(begin)

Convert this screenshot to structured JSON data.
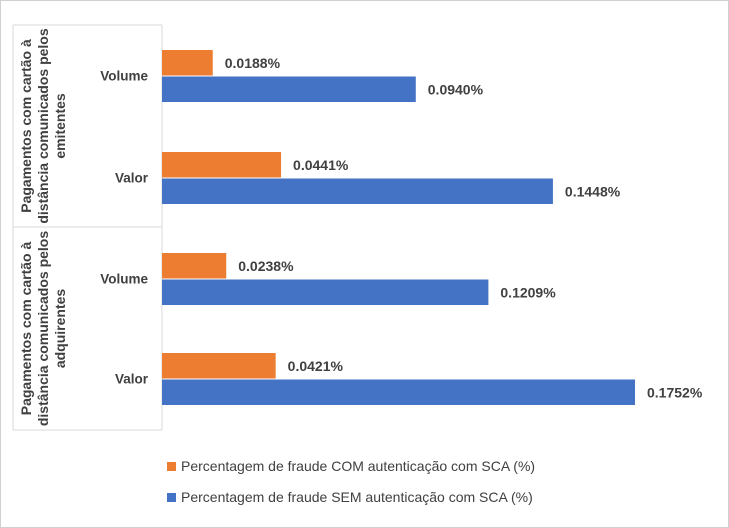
{
  "chart_data": {
    "type": "bar",
    "orientation": "horizontal",
    "title": "",
    "groups": [
      {
        "label": "Pagamentos com cartão à distância comunicados pelos emitentes",
        "lines": [
          "Pagamentos com cartão à",
          "distância comunicados pelos",
          "emitentes"
        ],
        "categories": [
          "Volume",
          "Valor"
        ]
      },
      {
        "label": "Pagamentos com cartão à distância comunicados pelos adquirentes",
        "lines": [
          "Pagamentos com cartão à",
          "distância comunicados pelos",
          "adquirentes"
        ],
        "categories": [
          "Volume",
          "Valor"
        ]
      }
    ],
    "series": [
      {
        "name": "Percentagem de fraude COM autenticação com SCA (%)",
        "color": "#ED7D31",
        "values": [
          0.0188,
          0.0441,
          0.0238,
          0.0421
        ],
        "labels": [
          "0.0188%",
          "0.0441%",
          "0.0238%",
          "0.0421%"
        ]
      },
      {
        "name": "Percentagem de fraude SEM autenticação com SCA (%)",
        "color": "#4472C4",
        "values": [
          0.094,
          0.1448,
          0.1209,
          0.1752
        ],
        "labels": [
          "0.0940%",
          "0.1448%",
          "0.1209%",
          "0.1752%"
        ]
      }
    ],
    "xlim": [
      0,
      0.1752
    ],
    "legend": "bottom",
    "grid": false
  }
}
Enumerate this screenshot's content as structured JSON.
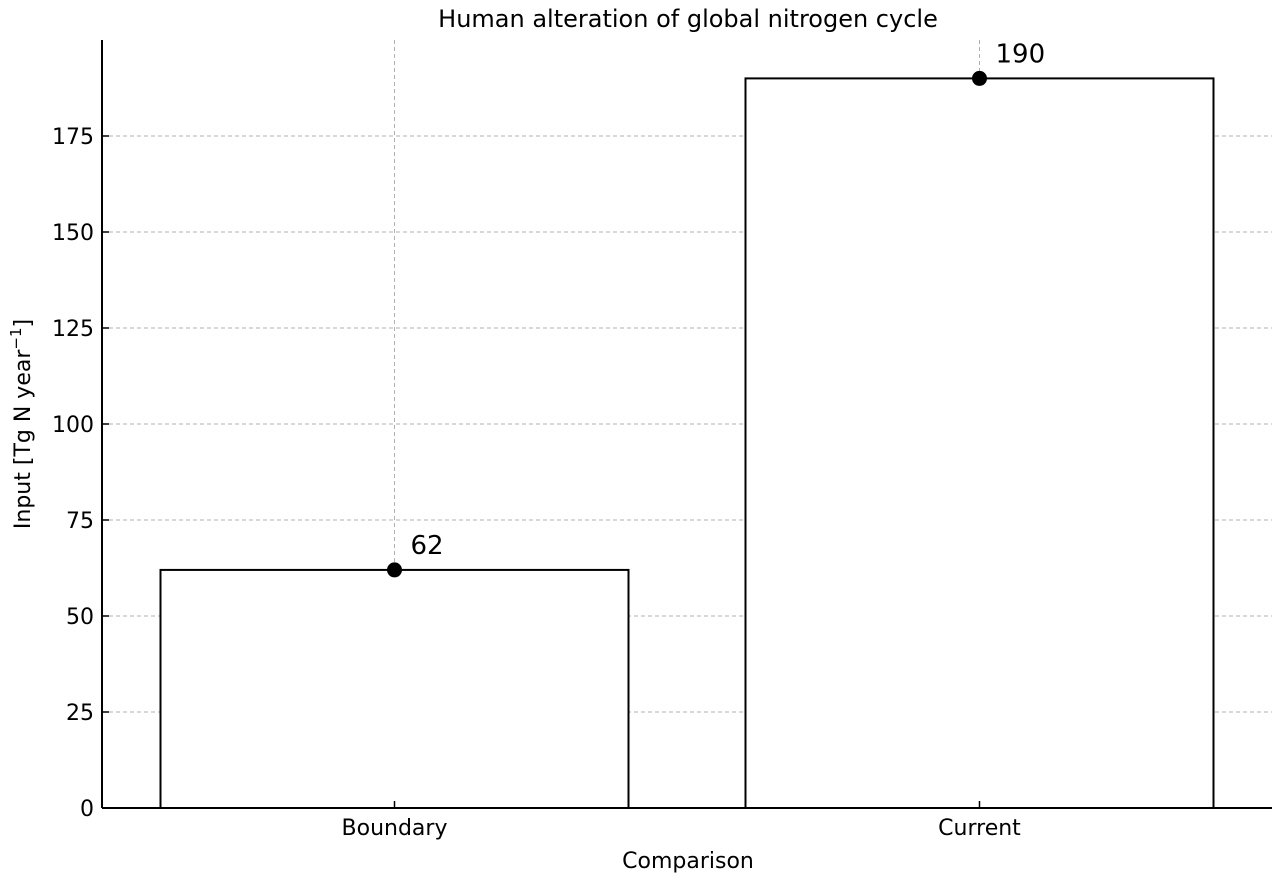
{
  "chart_data": {
    "type": "bar",
    "title": "Human alteration of global nitrogen cycle",
    "xlabel": "Comparison",
    "ylabel_main": "Input [Tg N year",
    "ylabel_sup": "−1",
    "ylabel_end": "]",
    "categories": [
      "Boundary",
      "Current"
    ],
    "values": [
      62,
      190
    ],
    "data_labels": [
      "62",
      "190"
    ],
    "ylim": [
      0,
      200
    ],
    "yticks": [
      0,
      25,
      50,
      75,
      100,
      125,
      150,
      175
    ],
    "ytick_labels": [
      "0",
      "25",
      "50",
      "75",
      "100",
      "125",
      "150",
      "175"
    ],
    "grid": true,
    "bar_fill": "#ffffff",
    "bar_edge": "#000000",
    "marker_color": "#000000",
    "grid_color": "#b0b0b0"
  }
}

(end)

Given exercise: Omit the pictures and restate the rest of the records verbatim.

Response to the exercise:
Convert this screenshot to structured JSON data.
{
  "chart_data": {
    "type": "bar",
    "orientation": "horizontal",
    "title": "",
    "groups": [
      {
        "label": "Pagamentos com cartão à distância comunicados pelos emitentes",
        "lines": [
          "Pagamentos com cartão à",
          "distância comunicados pelos",
          "emitentes"
        ],
        "categories": [
          "Volume",
          "Valor"
        ]
      },
      {
        "label": "Pagamentos com cartão à distância comunicados pelos adquirentes",
        "lines": [
          "Pagamentos com cartão à",
          "distância comunicados pelos",
          "adquirentes"
        ],
        "categories": [
          "Volume",
          "Valor"
        ]
      }
    ],
    "series": [
      {
        "name": "Percentagem de fraude COM autenticação com SCA (%)",
        "color": "#ED7D31",
        "values": [
          0.0188,
          0.0441,
          0.0238,
          0.0421
        ],
        "labels": [
          "0.0188%",
          "0.0441%",
          "0.0238%",
          "0.0421%"
        ]
      },
      {
        "name": "Percentagem de fraude SEM autenticação com SCA (%)",
        "color": "#4472C4",
        "values": [
          0.094,
          0.1448,
          0.1209,
          0.1752
        ],
        "labels": [
          "0.0940%",
          "0.1448%",
          "0.1209%",
          "0.1752%"
        ]
      }
    ],
    "xlim": [
      0,
      0.1752
    ],
    "legend": "bottom",
    "grid": false
  }
}
Enumerate this screenshot's content as structured JSON.
{
  "chart_data": {
    "type": "bar",
    "title": "Human alteration of global nitrogen cycle",
    "xlabel": "Comparison",
    "ylabel_main": "Input [Tg N year",
    "ylabel_sup": "−1",
    "ylabel_end": "]",
    "categories": [
      "Boundary",
      "Current"
    ],
    "values": [
      62,
      190
    ],
    "data_labels": [
      "62",
      "190"
    ],
    "ylim": [
      0,
      200
    ],
    "yticks": [
      0,
      25,
      50,
      75,
      100,
      125,
      150,
      175
    ],
    "ytick_labels": [
      "0",
      "25",
      "50",
      "75",
      "100",
      "125",
      "150",
      "175"
    ],
    "grid": true,
    "bar_fill": "#ffffff",
    "bar_edge": "#000000",
    "marker_color": "#000000",
    "grid_color": "#b0b0b0"
  }
}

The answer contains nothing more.